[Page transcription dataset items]
━━━━━━━━

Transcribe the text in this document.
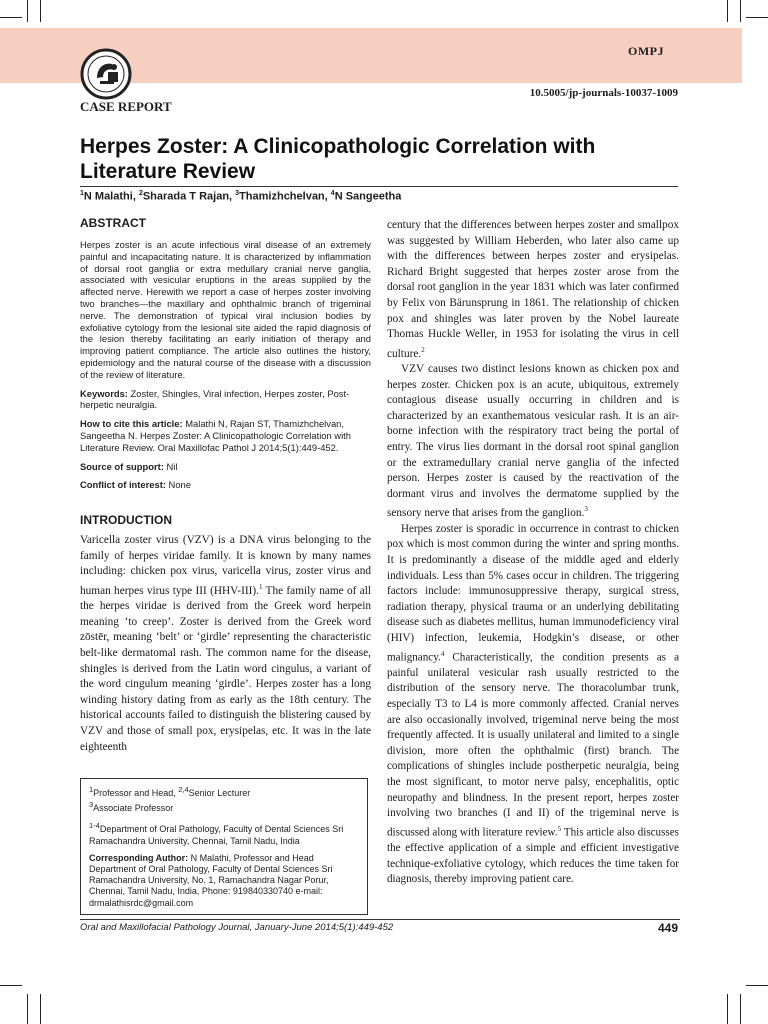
OMPJ
CASE REPORT
10.5005/jp-journals-10037-1009
Herpes Zoster: A Clinicopathologic Correlation with Literature Review
$^1$N Malathi, $^2$Sharada T Rajan, $^3$Thamizhchelvan, $^4$N Sangeetha
ABSTRACT
Herpes zoster is an acute infectious viral disease of an extremely painful and incapacitating nature. It is characterized by inflammation of dorsal root ganglia or extra medullary cranial nerve ganglia, associated with vesicular eruptions in the areas supplied by the affected nerve. Herewith we report a case of herpes zoster involving two branches—the maxillary and ophthalmic branch of trigeminal nerve. The demonstration of typical viral inclusion bodies by exfoliative cytology from the lesional site aided the rapid diagnosis of the lesion thereby facilitating an early initiation of therapy and improving patient compliance. The article also outlines the history, epidemiology and the natural course of the disease with a discussion of the review of literature.
Keywords: Zoster, Shingles, Viral infection, Herpes zoster, Post-herpetic neuralgia.
How to cite this article: Malathi N, Rajan ST, Thamizhchelvan, Sangeetha N. Herpes Zoster: A Clinicopathologic Correlation with Literature Review. Oral Maxillofac Pathol J 2014;5(1):449-452.
Source of support: Nil
Conflict of interest: None
INTRODUCTION

Varicella zoster virus (VZV) is a DNA virus belonging to the family of herpes viridae family. It is known by many names including: chicken pox virus, varicella virus, zoster virus and human herpes virus type III (HHV-III).$^1$ The family name of all the herpes viridae is derived from the Greek word herpein meaning ‘to creep’. Zoster is derived from the Greek word zōstēr, meaning ‘belt’ or ‘girdle’ representing the characteristic belt-like dermatomal rash. The common name for the disease, shingles is derived from the Latin word cingulus, a variant of the word cingulum meaning ‘girdle’. Herpes zoster has a long winding history dating from as early as the 18th century. The historical accounts failed to distinguish the blistering caused by VZV and those of small pox, erysipelas, etc. It was in the late eighteenth

$^1$Professor and Head, $^{2,4}$Senior Lecturer
$^3$Associate Professor

$^{1-4}$Department of Oral Pathology, Faculty of Dental Sciences Sri Ramachandra University, Chennai, Tamil Nadu, India

Corresponding Author: N Malathi, Professor and Head Department of Oral Pathology, Faculty of Dental Sciences Sri Ramachandra University, No. 1, Ramachandra Nagar Porur, Chennai, Tamil Nadu, India, Phone: 919840330740 e-mail: drmalathisrdc@gmail.com

century that the differences between herpes zoster and smallpox was suggested by William Heberden, who later also came up with the differences between herpes zoster and erysipelas. Richard Bright suggested that herpes zoster arose from the dorsal root ganglion in the year 1831 which was later confirmed by Felix von Bärunsprung in 1861. The relationship of chicken pox and shingles was later proven by the Nobel laureate Thomas Huckle Weller, in 1953 for isolating the virus in cell culture.$^2$

VZV causes two distinct lesions known as chicken pox and herpes zoster. Chicken pox is an acute, ubiquitous, extremely contagious disease usually occurring in children and is characterized by an exanthematous vesicular rash. It is an air-borne infection with the respiratory tract being the portal of entry. The virus lies dormant in the dorsal root spinal ganglion or the extramedullary cranial nerve ganglia of the infected person. Herpes zoster is caused by the reactivation of the dormant virus and involves the dermatome supplied by the sensory nerve that arises from the ganglion.$^3$

Herpes zoster is sporadic in occurrence in contrast to chicken pox which is most common during the winter and spring months. It is predominantly a disease of the middle aged and elderly individuals. Less than 5% cases occur in children. The triggering factors include: immunosuppressive therapy, surgical stress, radiation therapy, physical trauma or an underlying debilitating disease such as diabetes mellitus, human immunodeficiency viral (HIV) infection, leukemia, Hodgkin’s disease, or other malignancy.$^4$ Characteristically, the condition presents as a painful unilateral vesicular rash usually restricted to the distribution of the sensory nerve. The thoracolumbar trunk, especially T3 to L4 is more commonly affected. Cranial nerves are also occasionally involved, trigeminal nerve being the most frequently affected. It is usually unilateral and limited to a single division, more often the ophthalmic (first) branch. The complications of shingles include postherpetic neuralgia, being the most significant, to motor nerve palsy, encephalitis, optic neuropathy and blindness. In the present report, herpes zoster involving two branches (I and II) of the trigeminal nerve is discussed along with literature review.$^5$ This article also discusses the effective application of a simple and efficient investigative technique-exfoliative cytology, which reduces the time taken for diagnosis, thereby improving patient care.

Oral and Maxillofacial Pathology Journal, January-June 2014;5(1):449-452	449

━━━━━━━━

● **EXERCISE**: Although the records contain pictures, transcribe only their text, exactly as written.

● **RESPONSE AREA**:
Transcribe the text in this document.
OMPJ
CASE REPORT
10.5005/jp-journals-10037-1009
Herpes Zoster: A Clinicopathologic Correlation with Literature Review
$^1$N Malathi, $^2$Sharada T Rajan, $^3$Thamizhchelvan, $^4$N Sangeetha
ABSTRACT
Herpes zoster is an acute infectious viral disease of an extremely painful and incapacitating nature. It is characterized by inflammation of dorsal root ganglia or extra medullary cranial nerve ganglia, associated with vesicular eruptions in the areas supplied by the affected nerve. Herewith we report a case of herpes zoster involving two branches—the maxillary and ophthalmic branch of trigeminal nerve. The demonstration of typical viral inclusion bodies by exfoliative cytology from the lesional site aided the rapid diagnosis of the lesion thereby facilitating an early initiation of therapy and improving patient compliance. The article also outlines the history, epidemiology and the natural course of the disease with a discussion of the review of literature.
Keywords: Zoster, Shingles, Viral infection, Herpes zoster, Post-herpetic neuralgia.
How to cite this article: Malathi N, Rajan ST, Thamizhchelvan, Sangeetha N. Herpes Zoster: A Clinicopathologic Correlation with Literature Review. Oral Maxillofac Pathol J 2014;5(1):449-452.
Source of support: Nil
Conflict of interest: None
INTRODUCTION

Varicella zoster virus (VZV) is a DNA virus belonging to the family of herpes viridae family. It is known by many names including: chicken pox virus, varicella virus, zoster virus and human herpes virus type III (HHV-III).$^1$ The family name of all the herpes viridae is derived from the Greek word herpein meaning ‘to creep’. Zoster is derived from the Greek word zōstēr, meaning ‘belt’ or ‘girdle’ representing the characteristic belt-like dermatomal rash. The common name for the disease, shingles is derived from the Latin word cingulus, a variant of the word cingulum meaning ‘girdle’. Herpes zoster has a long winding history dating from as early as the 18th century. The historical accounts failed to distinguish the blistering caused by VZV and those of small pox, erysipelas, etc. It was in the late eighteenth

$^1$Professor and Head, $^{2,4}$Senior Lecturer
$^3$Associate Professor

$^{1-4}$Department of Oral Pathology, Faculty of Dental Sciences Sri Ramachandra University, Chennai, Tamil Nadu, India

Corresponding Author: N Malathi, Professor and Head Department of Oral Pathology, Faculty of Dental Sciences Sri Ramachandra University, No. 1, Ramachandra Nagar Porur, Chennai, Tamil Nadu, India, Phone: 919840330740 e-mail: drmalathisrdc@gmail.com

century that the differences between herpes zoster and smallpox was suggested by William Heberden, who later also came up with the differences between herpes zoster and erysipelas. Richard Bright suggested that herpes zoster arose from the dorsal root ganglion in the year 1831 which was later confirmed by Felix von Bärunsprung in 1861. The relationship of chicken pox and shingles was later proven by the Nobel laureate Thomas Huckle Weller, in 1953 for isolating the virus in cell culture.$^2$

VZV causes two distinct lesions known as chicken pox and herpes zoster. Chicken pox is an acute, ubiquitous, extremely contagious disease usually occurring in children and is characterized by an exanthematous vesicular rash. It is an air-borne infection with the respiratory tract being the portal of entry. The virus lies dormant in the dorsal root spinal ganglion or the extramedullary cranial nerve ganglia of the infected person. Herpes zoster is caused by the reactivation of the dormant virus and involves the dermatome supplied by the sensory nerve that arises from the ganglion.$^3$

Herpes zoster is sporadic in occurrence in contrast to chicken pox which is most common during the winter and spring months. It is predominantly a disease of the middle aged and elderly individuals. Less than 5% cases occur in children. The triggering factors include: immunosuppressive therapy, surgical stress, radiation therapy, physical trauma or an underlying debilitating disease such as diabetes mellitus, human immunodeficiency viral (HIV) infection, leukemia, Hodgkin’s disease, or other malignancy.$^4$ Characteristically, the condition presents as a painful unilateral vesicular rash usually restricted to the distribution of the sensory nerve. The thoracolumbar trunk, especially T3 to L4 is more commonly affected. Cranial nerves are also occasionally involved, trigeminal nerve being the most frequently affected. It is usually unilateral and limited to a single division, more often the ophthalmic (first) branch. The complications of shingles include postherpetic neuralgia, being the most significant, to motor nerve palsy, encephalitis, optic neuropathy and blindness. In the present report, herpes zoster involving two branches (I and II) of the trigeminal nerve is discussed along with literature review.$^5$ This article also discusses the effective application of a simple and efficient investigative technique-exfoliative cytology, which reduces the time taken for diagnosis, thereby improving patient care.

Oral and Maxillofacial Pathology Journal, January-June 2014;5(1):449-452	449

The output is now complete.